» **WHAT IS REQUIRED**: Copy each line of the records that contains the word "data".

++++++

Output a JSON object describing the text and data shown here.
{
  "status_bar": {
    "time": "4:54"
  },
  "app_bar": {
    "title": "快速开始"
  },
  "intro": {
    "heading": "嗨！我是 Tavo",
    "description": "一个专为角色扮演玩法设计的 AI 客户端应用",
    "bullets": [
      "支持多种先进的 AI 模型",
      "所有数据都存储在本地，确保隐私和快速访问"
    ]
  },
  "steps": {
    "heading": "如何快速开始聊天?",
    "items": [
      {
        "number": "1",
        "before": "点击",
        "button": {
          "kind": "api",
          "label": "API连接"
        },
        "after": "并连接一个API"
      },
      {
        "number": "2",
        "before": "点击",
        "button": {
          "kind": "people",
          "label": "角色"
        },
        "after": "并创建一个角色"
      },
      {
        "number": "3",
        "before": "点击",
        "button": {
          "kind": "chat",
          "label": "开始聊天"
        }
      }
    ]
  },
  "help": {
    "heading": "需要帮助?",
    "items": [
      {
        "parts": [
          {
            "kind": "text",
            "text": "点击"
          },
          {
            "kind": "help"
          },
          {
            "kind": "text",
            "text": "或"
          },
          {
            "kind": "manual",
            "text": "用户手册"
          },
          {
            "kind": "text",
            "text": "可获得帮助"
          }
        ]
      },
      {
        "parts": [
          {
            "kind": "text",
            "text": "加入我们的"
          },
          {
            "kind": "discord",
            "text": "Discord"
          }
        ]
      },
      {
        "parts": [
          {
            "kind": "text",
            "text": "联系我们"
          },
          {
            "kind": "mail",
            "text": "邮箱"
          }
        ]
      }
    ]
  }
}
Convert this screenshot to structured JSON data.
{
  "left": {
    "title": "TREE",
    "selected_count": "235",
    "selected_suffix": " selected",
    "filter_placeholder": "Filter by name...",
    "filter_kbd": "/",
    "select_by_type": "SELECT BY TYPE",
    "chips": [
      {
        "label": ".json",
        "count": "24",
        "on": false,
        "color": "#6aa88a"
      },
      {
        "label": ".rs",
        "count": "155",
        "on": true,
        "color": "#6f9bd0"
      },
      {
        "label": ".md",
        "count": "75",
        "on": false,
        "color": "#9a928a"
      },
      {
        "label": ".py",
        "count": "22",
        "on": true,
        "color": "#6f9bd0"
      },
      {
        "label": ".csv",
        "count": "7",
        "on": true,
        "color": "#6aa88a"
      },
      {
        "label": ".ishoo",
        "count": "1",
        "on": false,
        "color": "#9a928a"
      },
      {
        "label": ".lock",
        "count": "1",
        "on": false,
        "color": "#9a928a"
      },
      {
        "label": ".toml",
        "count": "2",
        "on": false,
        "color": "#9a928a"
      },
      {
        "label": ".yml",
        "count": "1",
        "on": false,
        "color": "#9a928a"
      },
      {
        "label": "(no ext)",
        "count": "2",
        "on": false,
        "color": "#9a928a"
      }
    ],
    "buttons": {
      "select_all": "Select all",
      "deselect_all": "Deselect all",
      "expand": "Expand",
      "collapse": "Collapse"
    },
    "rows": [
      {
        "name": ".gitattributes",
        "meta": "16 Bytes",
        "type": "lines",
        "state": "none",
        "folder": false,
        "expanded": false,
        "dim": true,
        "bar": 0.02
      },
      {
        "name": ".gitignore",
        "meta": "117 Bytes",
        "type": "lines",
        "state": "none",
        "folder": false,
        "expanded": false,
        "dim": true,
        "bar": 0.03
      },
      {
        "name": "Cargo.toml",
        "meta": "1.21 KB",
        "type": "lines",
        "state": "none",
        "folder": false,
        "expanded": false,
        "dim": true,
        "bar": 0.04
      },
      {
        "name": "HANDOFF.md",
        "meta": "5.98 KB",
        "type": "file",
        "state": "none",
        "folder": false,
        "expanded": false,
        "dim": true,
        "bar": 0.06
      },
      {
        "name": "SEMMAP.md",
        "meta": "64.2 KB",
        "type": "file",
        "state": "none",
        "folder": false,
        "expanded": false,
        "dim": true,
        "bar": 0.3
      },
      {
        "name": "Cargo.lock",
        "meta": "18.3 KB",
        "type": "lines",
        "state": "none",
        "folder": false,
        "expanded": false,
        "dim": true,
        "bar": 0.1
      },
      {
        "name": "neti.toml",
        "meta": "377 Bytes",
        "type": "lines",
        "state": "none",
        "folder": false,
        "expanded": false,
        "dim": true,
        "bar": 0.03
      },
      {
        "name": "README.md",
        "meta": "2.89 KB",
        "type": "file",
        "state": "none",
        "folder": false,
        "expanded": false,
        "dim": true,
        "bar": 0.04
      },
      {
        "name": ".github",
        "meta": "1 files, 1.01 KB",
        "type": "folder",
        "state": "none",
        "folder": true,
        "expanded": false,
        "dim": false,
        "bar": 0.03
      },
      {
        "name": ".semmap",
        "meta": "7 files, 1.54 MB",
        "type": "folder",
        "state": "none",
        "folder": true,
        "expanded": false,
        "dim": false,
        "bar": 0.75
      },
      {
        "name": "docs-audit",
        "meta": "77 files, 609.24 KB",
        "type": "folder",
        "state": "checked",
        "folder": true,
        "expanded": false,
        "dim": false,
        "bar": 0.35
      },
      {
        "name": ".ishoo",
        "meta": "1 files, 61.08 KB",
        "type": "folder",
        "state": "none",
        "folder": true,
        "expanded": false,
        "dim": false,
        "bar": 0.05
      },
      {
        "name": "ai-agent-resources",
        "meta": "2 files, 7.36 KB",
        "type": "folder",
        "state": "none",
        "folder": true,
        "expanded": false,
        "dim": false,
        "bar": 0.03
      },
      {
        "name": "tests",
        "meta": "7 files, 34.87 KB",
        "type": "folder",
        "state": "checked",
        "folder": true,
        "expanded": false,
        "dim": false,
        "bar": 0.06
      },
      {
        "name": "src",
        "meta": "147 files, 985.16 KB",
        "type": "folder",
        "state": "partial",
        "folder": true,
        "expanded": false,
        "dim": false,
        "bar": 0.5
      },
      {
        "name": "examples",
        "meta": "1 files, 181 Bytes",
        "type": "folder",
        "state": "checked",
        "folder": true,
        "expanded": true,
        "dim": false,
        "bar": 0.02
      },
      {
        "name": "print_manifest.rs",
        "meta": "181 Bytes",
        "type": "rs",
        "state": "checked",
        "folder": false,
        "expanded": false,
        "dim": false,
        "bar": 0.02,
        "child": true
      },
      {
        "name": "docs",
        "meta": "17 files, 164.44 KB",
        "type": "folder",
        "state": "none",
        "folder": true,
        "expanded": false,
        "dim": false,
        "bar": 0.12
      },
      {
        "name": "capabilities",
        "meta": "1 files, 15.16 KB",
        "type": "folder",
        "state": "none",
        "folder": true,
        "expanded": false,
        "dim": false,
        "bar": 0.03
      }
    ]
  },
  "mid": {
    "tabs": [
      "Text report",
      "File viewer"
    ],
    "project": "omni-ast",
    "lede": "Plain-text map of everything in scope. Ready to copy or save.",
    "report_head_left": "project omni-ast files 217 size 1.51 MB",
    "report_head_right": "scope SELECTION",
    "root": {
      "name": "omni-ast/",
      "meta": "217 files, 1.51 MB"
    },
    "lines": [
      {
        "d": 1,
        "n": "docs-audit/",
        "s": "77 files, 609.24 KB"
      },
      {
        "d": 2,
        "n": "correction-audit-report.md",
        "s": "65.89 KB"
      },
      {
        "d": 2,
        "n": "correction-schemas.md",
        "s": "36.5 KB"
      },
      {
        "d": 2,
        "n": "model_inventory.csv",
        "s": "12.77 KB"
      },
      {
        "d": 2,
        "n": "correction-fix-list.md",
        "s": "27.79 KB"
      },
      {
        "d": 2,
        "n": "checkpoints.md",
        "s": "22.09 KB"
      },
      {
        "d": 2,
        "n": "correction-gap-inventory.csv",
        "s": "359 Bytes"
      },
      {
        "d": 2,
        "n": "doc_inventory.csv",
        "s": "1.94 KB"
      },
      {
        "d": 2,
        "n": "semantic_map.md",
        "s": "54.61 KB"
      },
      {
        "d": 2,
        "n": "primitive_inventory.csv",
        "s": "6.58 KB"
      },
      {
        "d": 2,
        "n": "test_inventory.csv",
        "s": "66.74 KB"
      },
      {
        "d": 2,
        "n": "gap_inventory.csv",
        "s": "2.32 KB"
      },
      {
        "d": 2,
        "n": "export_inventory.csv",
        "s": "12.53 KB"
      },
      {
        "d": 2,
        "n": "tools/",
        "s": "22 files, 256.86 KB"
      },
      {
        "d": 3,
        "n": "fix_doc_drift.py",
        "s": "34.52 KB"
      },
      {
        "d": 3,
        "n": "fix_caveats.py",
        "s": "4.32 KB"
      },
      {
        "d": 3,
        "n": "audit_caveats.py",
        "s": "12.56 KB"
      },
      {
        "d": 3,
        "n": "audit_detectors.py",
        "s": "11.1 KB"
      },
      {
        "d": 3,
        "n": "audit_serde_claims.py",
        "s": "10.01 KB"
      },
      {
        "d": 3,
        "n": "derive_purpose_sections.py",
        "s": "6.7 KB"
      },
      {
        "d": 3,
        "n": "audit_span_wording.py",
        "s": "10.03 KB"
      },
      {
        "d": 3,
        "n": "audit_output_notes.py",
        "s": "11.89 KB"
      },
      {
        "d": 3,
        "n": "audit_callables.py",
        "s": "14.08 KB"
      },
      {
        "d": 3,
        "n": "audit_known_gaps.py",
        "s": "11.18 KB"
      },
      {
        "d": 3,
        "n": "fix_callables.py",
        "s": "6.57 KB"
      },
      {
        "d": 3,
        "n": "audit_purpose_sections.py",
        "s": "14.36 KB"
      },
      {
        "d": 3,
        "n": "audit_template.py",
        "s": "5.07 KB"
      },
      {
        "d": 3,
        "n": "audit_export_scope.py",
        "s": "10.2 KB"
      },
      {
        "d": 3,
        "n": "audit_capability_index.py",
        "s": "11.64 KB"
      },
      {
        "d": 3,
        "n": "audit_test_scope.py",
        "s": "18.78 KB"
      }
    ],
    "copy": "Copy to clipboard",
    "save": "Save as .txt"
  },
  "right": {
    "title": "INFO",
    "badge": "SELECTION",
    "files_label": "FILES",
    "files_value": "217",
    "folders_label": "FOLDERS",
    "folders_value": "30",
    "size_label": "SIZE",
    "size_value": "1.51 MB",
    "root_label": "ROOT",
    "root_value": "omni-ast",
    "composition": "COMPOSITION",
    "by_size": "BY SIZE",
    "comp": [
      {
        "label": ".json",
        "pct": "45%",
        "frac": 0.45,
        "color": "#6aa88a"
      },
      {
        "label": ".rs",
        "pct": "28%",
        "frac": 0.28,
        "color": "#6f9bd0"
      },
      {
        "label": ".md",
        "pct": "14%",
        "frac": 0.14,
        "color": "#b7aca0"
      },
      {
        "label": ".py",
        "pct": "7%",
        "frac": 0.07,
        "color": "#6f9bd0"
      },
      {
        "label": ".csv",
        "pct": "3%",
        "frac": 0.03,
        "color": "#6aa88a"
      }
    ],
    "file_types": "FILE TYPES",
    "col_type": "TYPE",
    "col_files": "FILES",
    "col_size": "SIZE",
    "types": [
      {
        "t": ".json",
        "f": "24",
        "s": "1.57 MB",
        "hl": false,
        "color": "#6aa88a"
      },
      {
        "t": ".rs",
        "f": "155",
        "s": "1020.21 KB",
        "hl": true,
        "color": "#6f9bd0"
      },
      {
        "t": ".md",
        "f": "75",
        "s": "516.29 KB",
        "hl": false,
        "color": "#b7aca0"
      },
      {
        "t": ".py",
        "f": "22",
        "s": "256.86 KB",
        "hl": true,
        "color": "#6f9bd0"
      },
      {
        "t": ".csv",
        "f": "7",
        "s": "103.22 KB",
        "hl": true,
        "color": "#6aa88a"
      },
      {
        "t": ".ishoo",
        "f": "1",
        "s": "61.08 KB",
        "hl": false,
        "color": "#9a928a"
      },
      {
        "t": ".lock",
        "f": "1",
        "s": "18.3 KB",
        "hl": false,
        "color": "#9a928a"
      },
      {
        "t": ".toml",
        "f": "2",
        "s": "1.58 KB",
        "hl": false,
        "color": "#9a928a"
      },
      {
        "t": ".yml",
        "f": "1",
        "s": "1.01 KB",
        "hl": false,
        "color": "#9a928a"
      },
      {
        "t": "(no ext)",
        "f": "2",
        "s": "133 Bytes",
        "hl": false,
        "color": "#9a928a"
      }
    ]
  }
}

++++++

» **EXERCISE SOLUTION**:
Output a JSON object describing the text and data shown here.
Convert this screenshot to structured JSON data.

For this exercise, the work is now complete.